=== Entries supplied ===

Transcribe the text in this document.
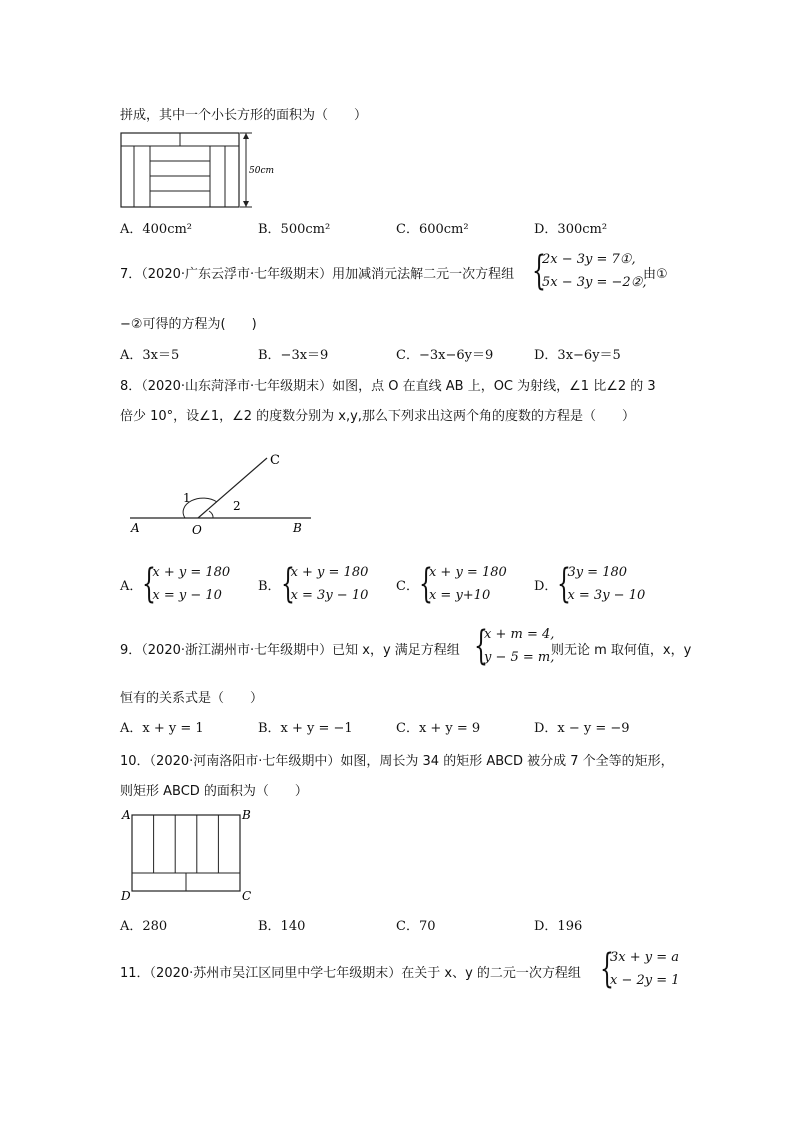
拼成，其中一个小长方形的面积为（　　）
50cm
A．400cm²	B．500cm²	C．600cm²	D．300cm²
7．（2020·广东云浮市·七年级期末）用加减消元法解二元一次方程组 {
2x − 3y = 7①,
5x − 3y = −2②,
由①
−②可得的方程为(　　)
A．3x＝5	B．−3x＝9	C．−3x−6y＝9	D．3x−6y＝5
8．（2020·山东菏泽市·七年级期末）如图，点 O 在直线 AB 上，OC 为射线，∠1 比∠2 的 3
倍少 10°，设∠1，∠2 的度数分别为 x,y,那么下列求出这两个角的度数的方程是（　　）
C
1
2
A	O	B
A． {
x + y = 180
x = y − 10
B． {
x + y = 180
x = 3y − 10
C． {
x + y = 180
x = y+10
D． {
3y = 180
x = 3y − 10
9．（2020·浙江湖州市·七年级期中）已知 x，y 满足方程组 {
x + m = 4,
y − 5 = m,
则无论 m 取何值，x，y
恒有的关系式是（　　）
A．x + y = 1	B．x + y = −1	C．x + y = 9	D．x − y = −9
10．（2020·河南洛阳市·七年级期中）如图，周长为 34 的矩形 ABCD 被分成 7 个全等的矩形，
则矩形 ABCD 的面积为（　　）
A	B
D	C
A．280	B．140	C．70	D．196
11．（2020·苏州市吴江区同里中学七年级期末）在关于 x、y 的二元一次方程组 {
3x + y = a
x − 2y = 1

===

Find every line above that contains the word "七年级期中", and return each one.

▸ Task output:
9．（2020·浙江湖州市·七年级期中）已知 x，y 满足方程组 {
10．（2020·河南洛阳市·七年级期中）如图，周长为 34 的矩形 ABCD 被分成 7 个全等的矩形，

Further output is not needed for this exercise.